● **Extracted records**
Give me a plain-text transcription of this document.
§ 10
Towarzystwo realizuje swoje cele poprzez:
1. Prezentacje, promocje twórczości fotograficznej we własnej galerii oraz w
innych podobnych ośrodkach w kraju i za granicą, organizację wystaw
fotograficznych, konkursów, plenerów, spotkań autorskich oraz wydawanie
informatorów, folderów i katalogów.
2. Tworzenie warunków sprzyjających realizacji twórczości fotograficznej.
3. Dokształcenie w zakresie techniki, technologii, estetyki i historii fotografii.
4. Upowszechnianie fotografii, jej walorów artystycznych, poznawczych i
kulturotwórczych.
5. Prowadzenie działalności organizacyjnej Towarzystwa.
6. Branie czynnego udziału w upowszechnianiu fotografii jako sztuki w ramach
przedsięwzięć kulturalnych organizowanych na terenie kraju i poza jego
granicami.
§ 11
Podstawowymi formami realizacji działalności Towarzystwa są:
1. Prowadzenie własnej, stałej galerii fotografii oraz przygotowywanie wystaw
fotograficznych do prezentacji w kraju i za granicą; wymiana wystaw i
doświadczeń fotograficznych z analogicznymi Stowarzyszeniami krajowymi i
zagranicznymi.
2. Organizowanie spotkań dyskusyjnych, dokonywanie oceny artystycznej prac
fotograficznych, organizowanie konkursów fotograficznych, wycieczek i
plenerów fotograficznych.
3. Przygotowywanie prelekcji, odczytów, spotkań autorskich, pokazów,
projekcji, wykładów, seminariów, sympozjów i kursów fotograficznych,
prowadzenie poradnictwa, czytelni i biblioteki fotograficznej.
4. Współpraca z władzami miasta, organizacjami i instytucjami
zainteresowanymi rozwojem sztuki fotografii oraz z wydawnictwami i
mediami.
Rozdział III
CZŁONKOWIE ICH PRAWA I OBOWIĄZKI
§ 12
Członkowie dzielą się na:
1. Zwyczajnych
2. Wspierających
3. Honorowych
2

● **What the task asks**
Reproduce each line of the material above precisely.

● **Exercise answer**
Give me a plain-text transcription of this document.
§ 10
Towarzystwo realizuje swoje cele poprzez:
1. Prezentacje, promocje twórczości fotograficznej we własnej galerii oraz w
innych podobnych ośrodkach w kraju i za granicą, organizację wystaw
fotograficznych, konkursów, plenerów, spotkań autorskich oraz wydawanie
informatorów, folderów i katalogów.
2. Tworzenie warunków sprzyjających realizacji twórczości fotograficznej.
3. Dokształcenie w zakresie techniki, technologii, estetyki i historii fotografii.
4. Upowszechnianie fotografii, jej walorów artystycznych, poznawczych i
kulturotwórczych.
5. Prowadzenie działalności organizacyjnej Towarzystwa.
6. Branie czynnego udziału w upowszechnianiu fotografii jako sztuki w ramach
przedsięwzięć kulturalnych organizowanych na terenie kraju i poza jego
granicami.
§ 11
Podstawowymi formami realizacji działalności Towarzystwa są:
1. Prowadzenie własnej, stałej galerii fotografii oraz przygotowywanie wystaw
fotograficznych do prezentacji w kraju i za granicą; wymiana wystaw i
doświadczeń fotograficznych z analogicznymi Stowarzyszeniami krajowymi i
zagranicznymi.
2. Organizowanie spotkań dyskusyjnych, dokonywanie oceny artystycznej prac
fotograficznych, organizowanie konkursów fotograficznych, wycieczek i
plenerów fotograficznych.
3. Przygotowywanie prelekcji, odczytów, spotkań autorskich, pokazów,
projekcji, wykładów, seminariów, sympozjów i kursów fotograficznych,
prowadzenie poradnictwa, czytelni i biblioteki fotograficznej.
4. Współpraca z władzami miasta, organizacjami i instytucjami
zainteresowanymi rozwojem sztuki fotografii oraz z wydawnictwami i
mediami.
Rozdział III
CZŁONKOWIE ICH PRAWA I OBOWIĄZKI
§ 12
Członkowie dzielą się na:
1. Zwyczajnych
2. Wspierających
3. Honorowych
2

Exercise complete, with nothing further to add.